◆ What to work on
Write out each line exactly as given. Leave the pictures out of your copy.

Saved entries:
===============
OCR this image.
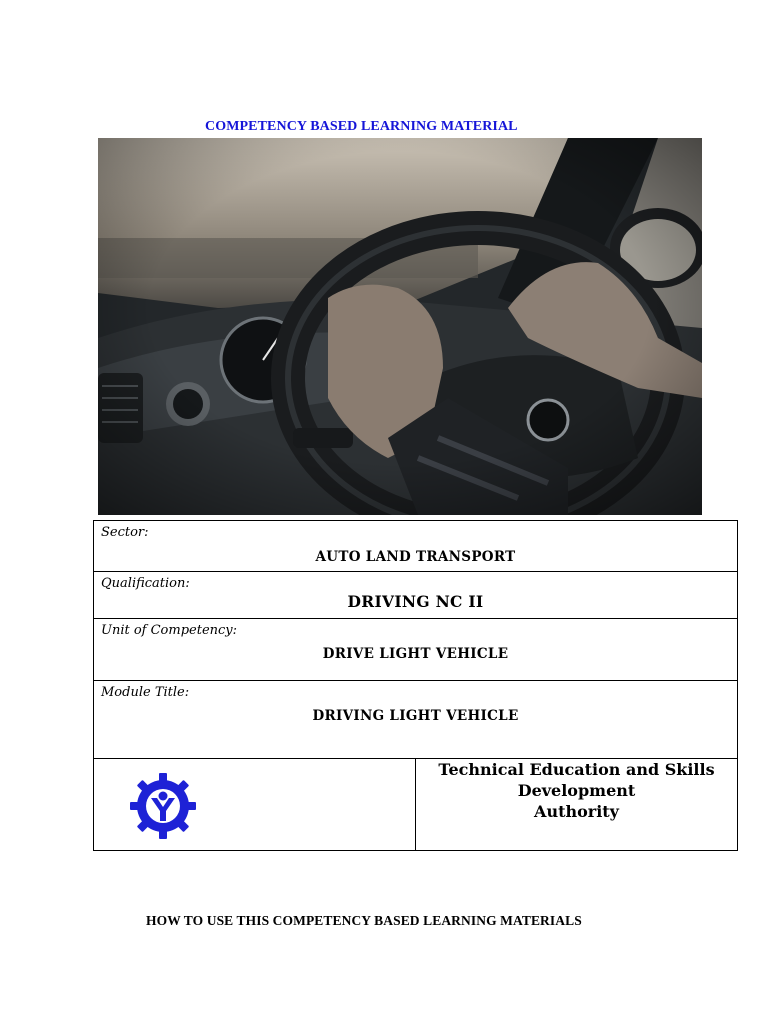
COMPETENCY BASED LEARNING MATERIAL
Sector:
AUTO LAND TRANSPORT

Qualification:
DRIVING NC II

Unit of Competency:
DRIVE LIGHT VEHICLE

Module Title:
DRIVING LIGHT VEHICLE

Technical Education and Skills Development
Authority
HOW TO USE THIS COMPETENCY BASED LEARNING MATERIALS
===============
◆ Response below
OCR this image.
COMPETENCY BASED LEARNING MATERIAL
Sector:
AUTO LAND TRANSPORT

Qualification:
DRIVING NC II

Unit of Competency:
DRIVE LIGHT VEHICLE

Module Title:
DRIVING LIGHT VEHICLE

Technical Education and Skills Development
Authority
HOW TO USE THIS COMPETENCY BASED LEARNING MATERIALS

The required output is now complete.